> **YOUR TASK**
Copy the data precisely, character for character, and leave out every picture.

> **SUPPLIED ENTRIES**
------------------------------------------------------------
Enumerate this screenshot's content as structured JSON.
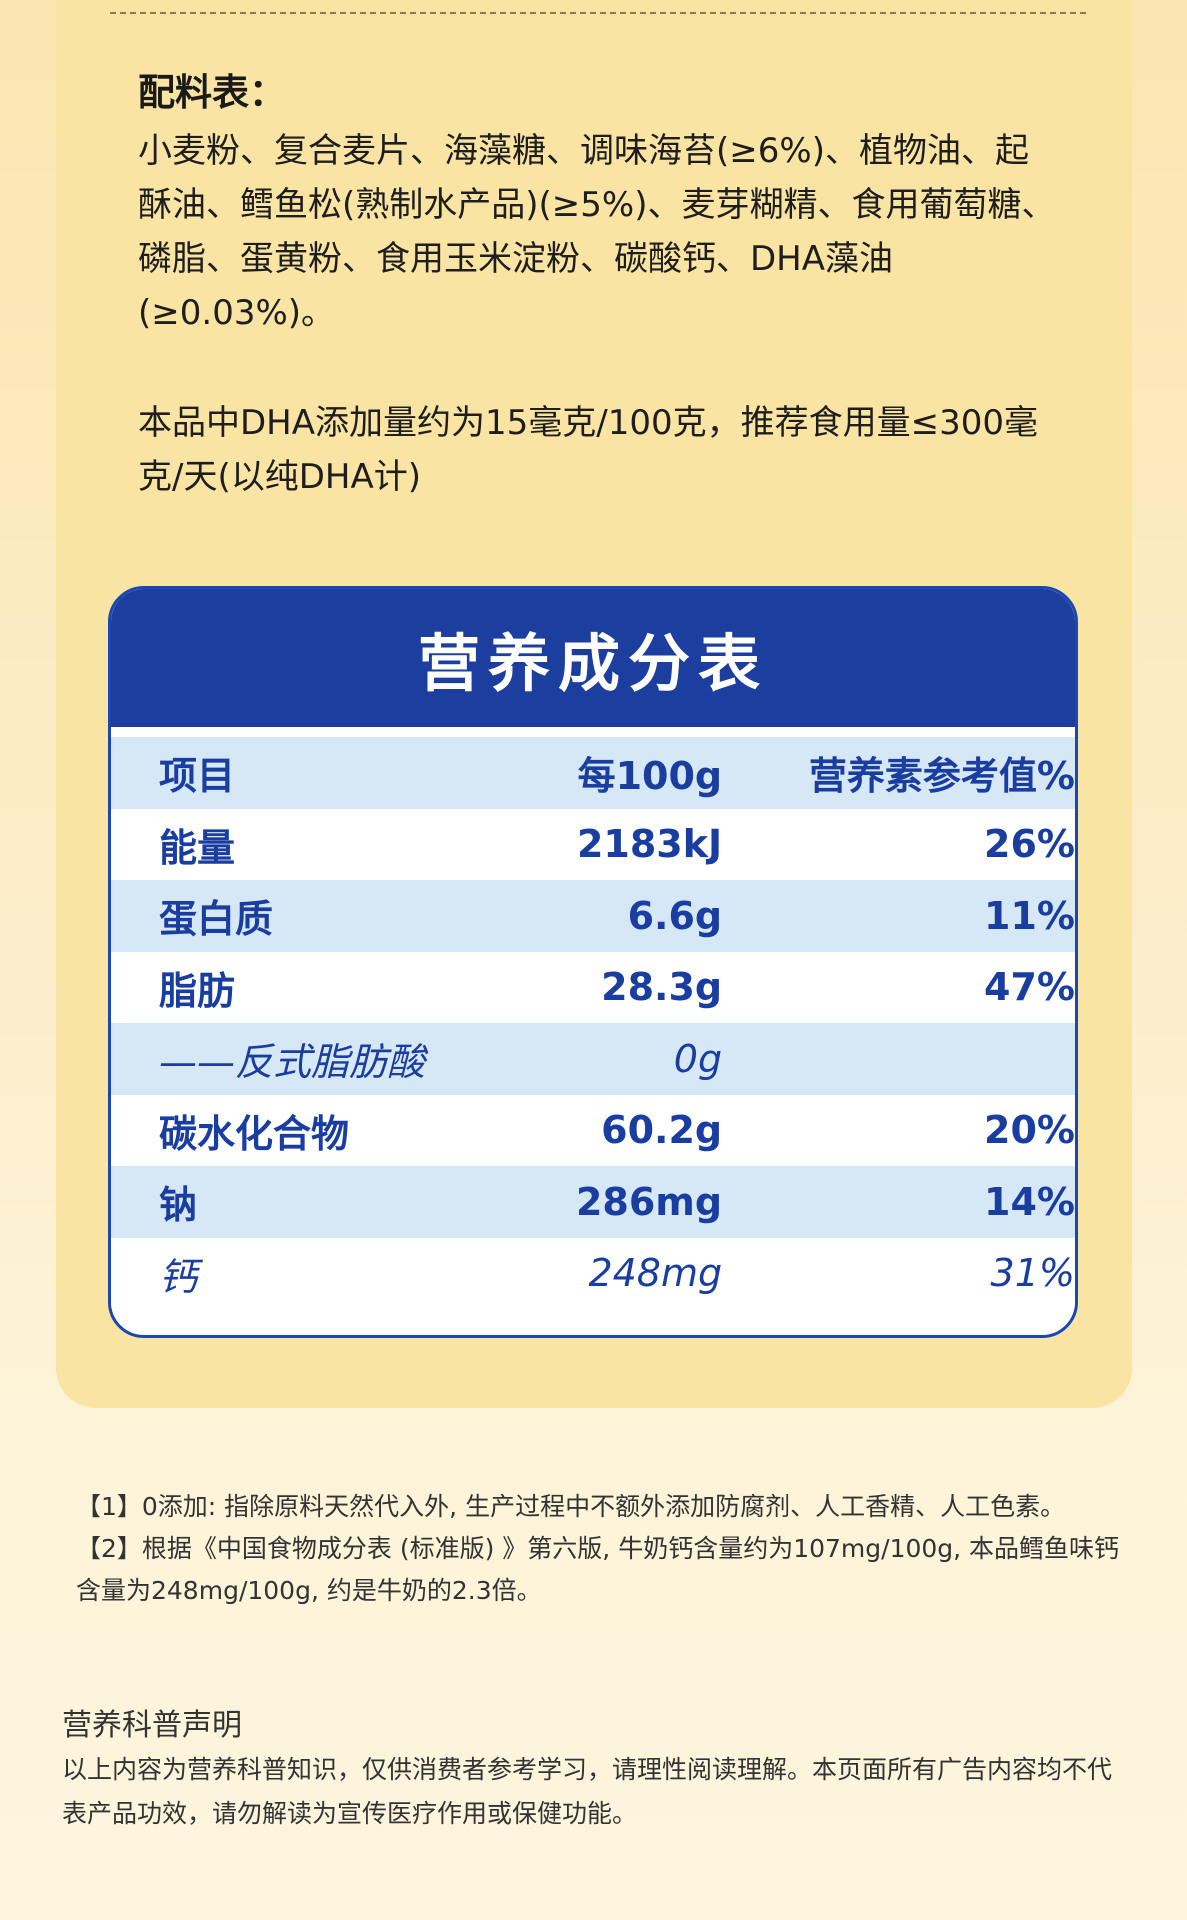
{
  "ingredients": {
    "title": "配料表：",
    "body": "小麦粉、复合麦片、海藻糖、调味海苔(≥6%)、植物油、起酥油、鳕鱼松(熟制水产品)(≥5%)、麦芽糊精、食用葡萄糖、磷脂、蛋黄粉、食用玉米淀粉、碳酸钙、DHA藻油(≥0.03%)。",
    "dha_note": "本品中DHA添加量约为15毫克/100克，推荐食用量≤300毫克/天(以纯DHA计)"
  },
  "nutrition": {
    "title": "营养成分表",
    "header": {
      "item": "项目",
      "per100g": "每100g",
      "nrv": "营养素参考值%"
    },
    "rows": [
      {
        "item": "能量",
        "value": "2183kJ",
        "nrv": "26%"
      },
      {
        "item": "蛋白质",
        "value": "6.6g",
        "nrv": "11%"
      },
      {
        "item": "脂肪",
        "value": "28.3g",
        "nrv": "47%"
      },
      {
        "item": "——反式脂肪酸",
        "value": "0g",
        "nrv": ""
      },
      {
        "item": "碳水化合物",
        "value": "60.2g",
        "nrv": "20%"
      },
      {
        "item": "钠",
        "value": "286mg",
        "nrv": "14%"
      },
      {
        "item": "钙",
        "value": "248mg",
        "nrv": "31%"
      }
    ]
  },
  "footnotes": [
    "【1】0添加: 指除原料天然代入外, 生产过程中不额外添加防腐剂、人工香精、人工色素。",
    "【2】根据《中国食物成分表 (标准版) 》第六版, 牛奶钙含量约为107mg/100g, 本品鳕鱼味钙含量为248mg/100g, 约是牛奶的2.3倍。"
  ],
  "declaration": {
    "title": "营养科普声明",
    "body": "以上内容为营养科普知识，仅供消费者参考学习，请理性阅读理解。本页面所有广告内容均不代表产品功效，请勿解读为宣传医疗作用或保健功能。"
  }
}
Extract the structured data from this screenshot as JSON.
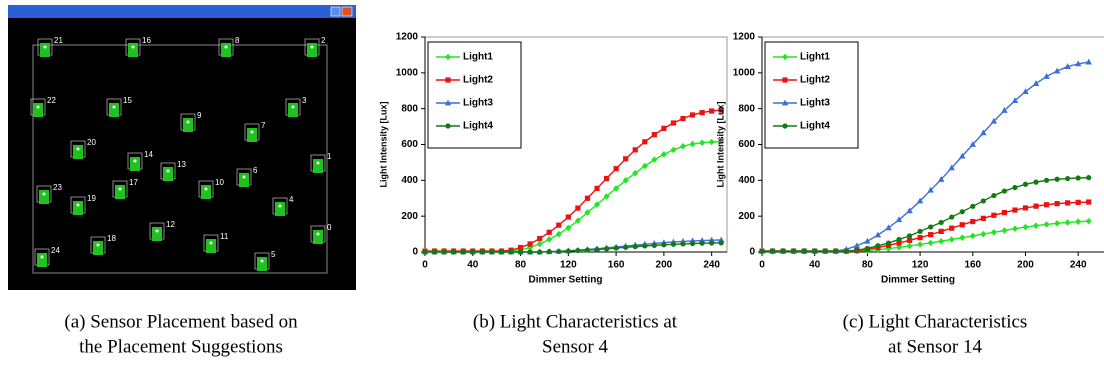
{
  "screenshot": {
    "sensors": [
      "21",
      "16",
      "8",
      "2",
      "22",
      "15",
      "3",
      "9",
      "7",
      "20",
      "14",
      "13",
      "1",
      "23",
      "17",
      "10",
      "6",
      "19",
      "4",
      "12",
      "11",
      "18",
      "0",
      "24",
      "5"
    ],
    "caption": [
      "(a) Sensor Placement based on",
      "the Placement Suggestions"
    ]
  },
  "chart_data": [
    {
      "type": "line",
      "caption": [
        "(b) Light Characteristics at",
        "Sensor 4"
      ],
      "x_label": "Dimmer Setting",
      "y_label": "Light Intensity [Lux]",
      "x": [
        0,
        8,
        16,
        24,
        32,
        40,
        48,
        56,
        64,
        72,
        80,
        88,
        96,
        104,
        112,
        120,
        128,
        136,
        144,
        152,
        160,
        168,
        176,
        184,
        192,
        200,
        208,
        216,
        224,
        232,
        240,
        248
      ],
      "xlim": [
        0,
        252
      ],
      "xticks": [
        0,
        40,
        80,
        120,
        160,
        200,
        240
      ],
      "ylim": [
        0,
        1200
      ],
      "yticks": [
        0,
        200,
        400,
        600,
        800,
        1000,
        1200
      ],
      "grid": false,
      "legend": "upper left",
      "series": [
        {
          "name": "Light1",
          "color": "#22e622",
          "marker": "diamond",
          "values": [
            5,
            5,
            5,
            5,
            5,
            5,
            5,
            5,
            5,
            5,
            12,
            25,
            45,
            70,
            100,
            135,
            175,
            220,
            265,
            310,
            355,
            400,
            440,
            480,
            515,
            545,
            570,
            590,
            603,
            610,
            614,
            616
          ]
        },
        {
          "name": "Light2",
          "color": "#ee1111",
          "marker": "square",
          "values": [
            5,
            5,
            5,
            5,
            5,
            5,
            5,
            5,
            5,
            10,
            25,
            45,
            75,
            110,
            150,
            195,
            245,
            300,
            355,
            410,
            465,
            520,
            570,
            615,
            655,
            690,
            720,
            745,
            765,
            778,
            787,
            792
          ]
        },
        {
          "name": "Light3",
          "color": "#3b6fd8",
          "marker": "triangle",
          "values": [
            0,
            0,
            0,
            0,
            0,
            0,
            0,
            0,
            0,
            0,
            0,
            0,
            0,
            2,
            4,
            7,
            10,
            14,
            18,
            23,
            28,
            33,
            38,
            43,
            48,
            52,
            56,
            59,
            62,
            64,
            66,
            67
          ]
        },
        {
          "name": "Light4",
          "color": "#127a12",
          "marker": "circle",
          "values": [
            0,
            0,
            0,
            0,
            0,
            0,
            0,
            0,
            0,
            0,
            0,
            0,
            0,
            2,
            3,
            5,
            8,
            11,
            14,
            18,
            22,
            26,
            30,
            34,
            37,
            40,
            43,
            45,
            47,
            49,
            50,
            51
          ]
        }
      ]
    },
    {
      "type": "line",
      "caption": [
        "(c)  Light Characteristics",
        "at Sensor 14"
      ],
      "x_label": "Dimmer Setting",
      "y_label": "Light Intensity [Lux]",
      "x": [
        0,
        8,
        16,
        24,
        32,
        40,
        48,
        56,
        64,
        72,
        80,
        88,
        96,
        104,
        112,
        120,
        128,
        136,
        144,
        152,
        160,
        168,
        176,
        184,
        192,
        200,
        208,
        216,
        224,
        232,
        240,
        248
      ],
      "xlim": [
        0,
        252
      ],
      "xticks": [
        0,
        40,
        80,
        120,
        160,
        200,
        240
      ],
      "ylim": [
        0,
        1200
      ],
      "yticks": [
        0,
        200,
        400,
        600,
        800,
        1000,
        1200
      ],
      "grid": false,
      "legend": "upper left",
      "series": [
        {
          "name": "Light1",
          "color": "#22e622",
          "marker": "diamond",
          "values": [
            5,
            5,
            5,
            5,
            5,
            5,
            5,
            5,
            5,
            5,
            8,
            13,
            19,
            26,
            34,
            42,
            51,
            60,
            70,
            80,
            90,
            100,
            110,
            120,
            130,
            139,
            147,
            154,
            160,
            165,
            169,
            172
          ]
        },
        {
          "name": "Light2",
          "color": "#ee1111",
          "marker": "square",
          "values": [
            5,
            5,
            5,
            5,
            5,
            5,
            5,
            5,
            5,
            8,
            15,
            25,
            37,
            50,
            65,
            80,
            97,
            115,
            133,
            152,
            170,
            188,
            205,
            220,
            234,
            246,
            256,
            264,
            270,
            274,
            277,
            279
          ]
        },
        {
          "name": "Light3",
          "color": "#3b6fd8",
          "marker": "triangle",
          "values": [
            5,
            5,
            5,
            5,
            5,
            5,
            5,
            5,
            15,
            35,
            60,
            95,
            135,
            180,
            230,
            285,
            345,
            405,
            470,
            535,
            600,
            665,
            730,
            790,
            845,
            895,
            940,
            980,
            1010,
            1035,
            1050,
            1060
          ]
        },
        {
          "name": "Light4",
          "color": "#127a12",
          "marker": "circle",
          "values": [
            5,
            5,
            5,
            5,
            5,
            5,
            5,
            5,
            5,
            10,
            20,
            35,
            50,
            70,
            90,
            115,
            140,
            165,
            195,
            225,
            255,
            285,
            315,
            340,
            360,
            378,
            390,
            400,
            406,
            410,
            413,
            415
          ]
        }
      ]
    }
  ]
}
------------------------------------------------------------
> **THE OUTPUT**
Enumerate this screenshot's content as structured JSON.
{
  "ingredients": {
    "title": "配料表：",
    "body": "小麦粉、复合麦片、海藻糖、调味海苔(≥6%)、植物油、起酥油、鳕鱼松(熟制水产品)(≥5%)、麦芽糊精、食用葡萄糖、磷脂、蛋黄粉、食用玉米淀粉、碳酸钙、DHA藻油(≥0.03%)。",
    "dha_note": "本品中DHA添加量约为15毫克/100克，推荐食用量≤300毫克/天(以纯DHA计)"
  },
  "nutrition": {
    "title": "营养成分表",
    "header": {
      "item": "项目",
      "per100g": "每100g",
      "nrv": "营养素参考值%"
    },
    "rows": [
      {
        "item": "能量",
        "value": "2183kJ",
        "nrv": "26%"
      },
      {
        "item": "蛋白质",
        "value": "6.6g",
        "nrv": "11%"
      },
      {
        "item": "脂肪",
        "value": "28.3g",
        "nrv": "47%"
      },
      {
        "item": "——反式脂肪酸",
        "value": "0g",
        "nrv": ""
      },
      {
        "item": "碳水化合物",
        "value": "60.2g",
        "nrv": "20%"
      },
      {
        "item": "钠",
        "value": "286mg",
        "nrv": "14%"
      },
      {
        "item": "钙",
        "value": "248mg",
        "nrv": "31%"
      }
    ]
  },
  "footnotes": [
    "【1】0添加: 指除原料天然代入外, 生产过程中不额外添加防腐剂、人工香精、人工色素。",
    "【2】根据《中国食物成分表 (标准版) 》第六版, 牛奶钙含量约为107mg/100g, 本品鳕鱼味钙含量为248mg/100g, 约是牛奶的2.3倍。"
  ],
  "declaration": {
    "title": "营养科普声明",
    "body": "以上内容为营养科普知识，仅供消费者参考学习，请理性阅读理解。本页面所有广告内容均不代表产品功效，请勿解读为宣传医疗作用或保健功能。"
  }
}
Extract the structured data from this screenshot as JSON.
{
  "screenshot": {
    "sensors": [
      "21",
      "16",
      "8",
      "2",
      "22",
      "15",
      "3",
      "9",
      "7",
      "20",
      "14",
      "13",
      "1",
      "23",
      "17",
      "10",
      "6",
      "19",
      "4",
      "12",
      "11",
      "18",
      "0",
      "24",
      "5"
    ],
    "caption": [
      "(a) Sensor Placement based on",
      "the Placement Suggestions"
    ]
  },
  "chart_data": [
    {
      "type": "line",
      "caption": [
        "(b) Light Characteristics at",
        "Sensor 4"
      ],
      "x_label": "Dimmer Setting",
      "y_label": "Light Intensity [Lux]",
      "x": [
        0,
        8,
        16,
        24,
        32,
        40,
        48,
        56,
        64,
        72,
        80,
        88,
        96,
        104,
        112,
        120,
        128,
        136,
        144,
        152,
        160,
        168,
        176,
        184,
        192,
        200,
        208,
        216,
        224,
        232,
        240,
        248
      ],
      "xlim": [
        0,
        252
      ],
      "xticks": [
        0,
        40,
        80,
        120,
        160,
        200,
        240
      ],
      "ylim": [
        0,
        1200
      ],
      "yticks": [
        0,
        200,
        400,
        600,
        800,
        1000,
        1200
      ],
      "grid": false,
      "legend": "upper left",
      "series": [
        {
          "name": "Light1",
          "color": "#22e622",
          "marker": "diamond",
          "values": [
            5,
            5,
            5,
            5,
            5,
            5,
            5,
            5,
            5,
            5,
            12,
            25,
            45,
            70,
            100,
            135,
            175,
            220,
            265,
            310,
            355,
            400,
            440,
            480,
            515,
            545,
            570,
            590,
            603,
            610,
            614,
            616
          ]
        },
        {
          "name": "Light2",
          "color": "#ee1111",
          "marker": "square",
          "values": [
            5,
            5,
            5,
            5,
            5,
            5,
            5,
            5,
            5,
            10,
            25,
            45,
            75,
            110,
            150,
            195,
            245,
            300,
            355,
            410,
            465,
            520,
            570,
            615,
            655,
            690,
            720,
            745,
            765,
            778,
            787,
            792
          ]
        },
        {
          "name": "Light3",
          "color": "#3b6fd8",
          "marker": "triangle",
          "values": [
            0,
            0,
            0,
            0,
            0,
            0,
            0,
            0,
            0,
            0,
            0,
            0,
            0,
            2,
            4,
            7,
            10,
            14,
            18,
            23,
            28,
            33,
            38,
            43,
            48,
            52,
            56,
            59,
            62,
            64,
            66,
            67
          ]
        },
        {
          "name": "Light4",
          "color": "#127a12",
          "marker": "circle",
          "values": [
            0,
            0,
            0,
            0,
            0,
            0,
            0,
            0,
            0,
            0,
            0,
            0,
            0,
            2,
            3,
            5,
            8,
            11,
            14,
            18,
            22,
            26,
            30,
            34,
            37,
            40,
            43,
            45,
            47,
            49,
            50,
            51
          ]
        }
      ]
    },
    {
      "type": "line",
      "caption": [
        "(c)  Light Characteristics",
        "at Sensor 14"
      ],
      "x_label": "Dimmer Setting",
      "y_label": "Light Intensity [Lux]",
      "x": [
        0,
        8,
        16,
        24,
        32,
        40,
        48,
        56,
        64,
        72,
        80,
        88,
        96,
        104,
        112,
        120,
        128,
        136,
        144,
        152,
        160,
        168,
        176,
        184,
        192,
        200,
        208,
        216,
        224,
        232,
        240,
        248
      ],
      "xlim": [
        0,
        252
      ],
      "xticks": [
        0,
        40,
        80,
        120,
        160,
        200,
        240
      ],
      "ylim": [
        0,
        1200
      ],
      "yticks": [
        0,
        200,
        400,
        600,
        800,
        1000,
        1200
      ],
      "grid": false,
      "legend": "upper left",
      "series": [
        {
          "name": "Light1",
          "color": "#22e622",
          "marker": "diamond",
          "values": [
            5,
            5,
            5,
            5,
            5,
            5,
            5,
            5,
            5,
            5,
            8,
            13,
            19,
            26,
            34,
            42,
            51,
            60,
            70,
            80,
            90,
            100,
            110,
            120,
            130,
            139,
            147,
            154,
            160,
            165,
            169,
            172
          ]
        },
        {
          "name": "Light2",
          "color": "#ee1111",
          "marker": "square",
          "values": [
            5,
            5,
            5,
            5,
            5,
            5,
            5,
            5,
            5,
            8,
            15,
            25,
            37,
            50,
            65,
            80,
            97,
            115,
            133,
            152,
            170,
            188,
            205,
            220,
            234,
            246,
            256,
            264,
            270,
            274,
            277,
            279
          ]
        },
        {
          "name": "Light3",
          "color": "#3b6fd8",
          "marker": "triangle",
          "values": [
            5,
            5,
            5,
            5,
            5,
            5,
            5,
            5,
            15,
            35,
            60,
            95,
            135,
            180,
            230,
            285,
            345,
            405,
            470,
            535,
            600,
            665,
            730,
            790,
            845,
            895,
            940,
            980,
            1010,
            1035,
            1050,
            1060
          ]
        },
        {
          "name": "Light4",
          "color": "#127a12",
          "marker": "circle",
          "values": [
            5,
            5,
            5,
            5,
            5,
            5,
            5,
            5,
            5,
            10,
            20,
            35,
            50,
            70,
            90,
            115,
            140,
            165,
            195,
            225,
            255,
            285,
            315,
            340,
            360,
            378,
            390,
            400,
            406,
            410,
            413,
            415
          ]
        }
      ]
    }
  ]
}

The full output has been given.